• _Working data_:
-- Start --

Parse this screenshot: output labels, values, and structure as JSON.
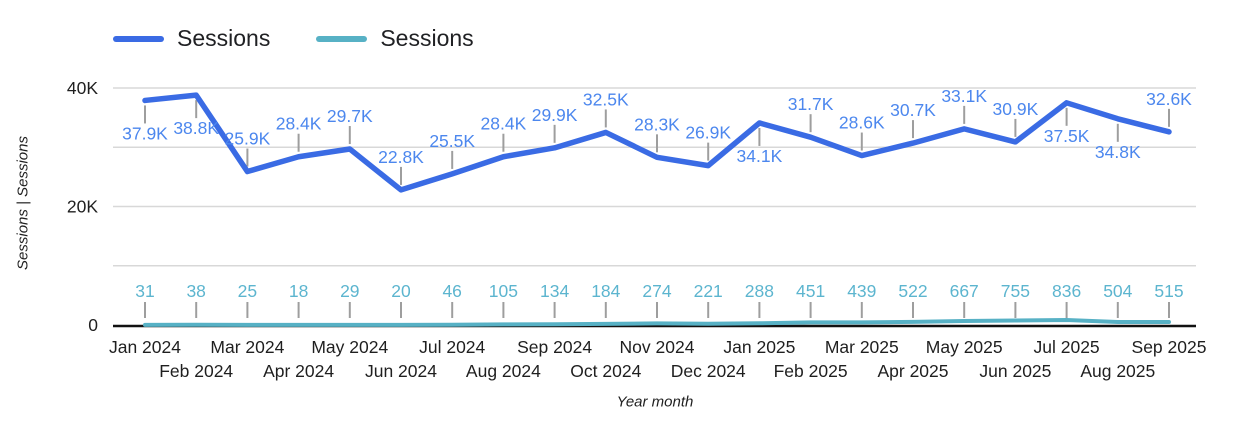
{
  "legend": {
    "items": [
      {
        "label": "Sessions",
        "color": "#3a6be4"
      },
      {
        "label": "Sessions",
        "color": "#57b1c5"
      }
    ]
  },
  "chart_data": {
    "type": "line",
    "title": "",
    "xlabel": "Year month",
    "ylabel": "Sessions | Sessions",
    "ylim": [
      0,
      40000
    ],
    "grid": true,
    "legend_position": "top-left",
    "grid_color": "#d8d8d8",
    "axis_color": "#111111",
    "leader_color": "#9e9e9e",
    "categories": [
      "Jan 2024",
      "Feb 2024",
      "Mar 2024",
      "Apr 2024",
      "May 2024",
      "Jun 2024",
      "Jul 2024",
      "Aug 2024",
      "Sep 2024",
      "Oct 2024",
      "Nov 2024",
      "Dec 2024",
      "Jan 2025",
      "Feb 2025",
      "Mar 2025",
      "Apr 2025",
      "May 2025",
      "Jun 2025",
      "Jul 2025",
      "Aug 2025",
      "Sep 2025"
    ],
    "y_gridlines": [
      10000,
      20000,
      30000,
      40000
    ],
    "y_ticks": [
      {
        "value": 0,
        "label": "0"
      },
      {
        "value": 20000,
        "label": "20K"
      },
      {
        "value": 40000,
        "label": "40K"
      }
    ],
    "series": [
      {
        "name": "Sessions",
        "color": "#3a6be4",
        "label_color": "#4c87ee",
        "stroke_width": 5.5,
        "label_mode": "offset",
        "values": [
          37900,
          38800,
          25900,
          28400,
          29700,
          22800,
          25500,
          28400,
          29900,
          32500,
          28300,
          26900,
          34100,
          31700,
          28600,
          30700,
          33100,
          30900,
          37500,
          34800,
          32600
        ],
        "labels": [
          "37.9K",
          "38.8K",
          "25.9K",
          "28.4K",
          "29.7K",
          "22.8K",
          "25.5K",
          "28.4K",
          "29.9K",
          "32.5K",
          "28.3K",
          "26.9K",
          "34.1K",
          "31.7K",
          "28.6K",
          "30.7K",
          "33.1K",
          "30.9K",
          "37.5K",
          "34.8K",
          "32.6K"
        ],
        "label_side": [
          "below",
          "below",
          "above",
          "above",
          "above",
          "above",
          "above",
          "above",
          "above",
          "above",
          "above",
          "above",
          "below",
          "above",
          "above",
          "above",
          "above",
          "above",
          "below",
          "below",
          "above"
        ]
      },
      {
        "name": "Sessions",
        "color": "#57b1c5",
        "label_color": "#5cb5cf",
        "stroke_width": 4,
        "label_mode": "fixed",
        "values": [
          31,
          38,
          25,
          18,
          29,
          20,
          46,
          105,
          134,
          184,
          274,
          221,
          288,
          451,
          439,
          522,
          667,
          755,
          836,
          504,
          515
        ],
        "labels": [
          "31",
          "38",
          "25",
          "18",
          "29",
          "20",
          "46",
          "105",
          "134",
          "184",
          "274",
          "221",
          "288",
          "451",
          "439",
          "522",
          "667",
          "755",
          "836",
          "504",
          "515"
        ]
      }
    ]
  }
}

-- End --

Leave out the pictures and output every record above precisely as given.

• _Answer_:
Parse this screenshot: output labels, values, and structure as JSON.
{
  "legend": {
    "items": [
      {
        "label": "Sessions",
        "color": "#3a6be4"
      },
      {
        "label": "Sessions",
        "color": "#57b1c5"
      }
    ]
  },
  "chart_data": {
    "type": "line",
    "title": "",
    "xlabel": "Year month",
    "ylabel": "Sessions | Sessions",
    "ylim": [
      0,
      40000
    ],
    "grid": true,
    "legend_position": "top-left",
    "grid_color": "#d8d8d8",
    "axis_color": "#111111",
    "leader_color": "#9e9e9e",
    "categories": [
      "Jan 2024",
      "Feb 2024",
      "Mar 2024",
      "Apr 2024",
      "May 2024",
      "Jun 2024",
      "Jul 2024",
      "Aug 2024",
      "Sep 2024",
      "Oct 2024",
      "Nov 2024",
      "Dec 2024",
      "Jan 2025",
      "Feb 2025",
      "Mar 2025",
      "Apr 2025",
      "May 2025",
      "Jun 2025",
      "Jul 2025",
      "Aug 2025",
      "Sep 2025"
    ],
    "y_gridlines": [
      10000,
      20000,
      30000,
      40000
    ],
    "y_ticks": [
      {
        "value": 0,
        "label": "0"
      },
      {
        "value": 20000,
        "label": "20K"
      },
      {
        "value": 40000,
        "label": "40K"
      }
    ],
    "series": [
      {
        "name": "Sessions",
        "color": "#3a6be4",
        "label_color": "#4c87ee",
        "stroke_width": 5.5,
        "label_mode": "offset",
        "values": [
          37900,
          38800,
          25900,
          28400,
          29700,
          22800,
          25500,
          28400,
          29900,
          32500,
          28300,
          26900,
          34100,
          31700,
          28600,
          30700,
          33100,
          30900,
          37500,
          34800,
          32600
        ],
        "labels": [
          "37.9K",
          "38.8K",
          "25.9K",
          "28.4K",
          "29.7K",
          "22.8K",
          "25.5K",
          "28.4K",
          "29.9K",
          "32.5K",
          "28.3K",
          "26.9K",
          "34.1K",
          "31.7K",
          "28.6K",
          "30.7K",
          "33.1K",
          "30.9K",
          "37.5K",
          "34.8K",
          "32.6K"
        ],
        "label_side": [
          "below",
          "below",
          "above",
          "above",
          "above",
          "above",
          "above",
          "above",
          "above",
          "above",
          "above",
          "above",
          "below",
          "above",
          "above",
          "above",
          "above",
          "above",
          "below",
          "below",
          "above"
        ]
      },
      {
        "name": "Sessions",
        "color": "#57b1c5",
        "label_color": "#5cb5cf",
        "stroke_width": 4,
        "label_mode": "fixed",
        "values": [
          31,
          38,
          25,
          18,
          29,
          20,
          46,
          105,
          134,
          184,
          274,
          221,
          288,
          451,
          439,
          522,
          667,
          755,
          836,
          504,
          515
        ],
        "labels": [
          "31",
          "38",
          "25",
          "18",
          "29",
          "20",
          "46",
          "105",
          "134",
          "184",
          "274",
          "221",
          "288",
          "451",
          "439",
          "522",
          "667",
          "755",
          "836",
          "504",
          "515"
        ]
      }
    ]
  }
}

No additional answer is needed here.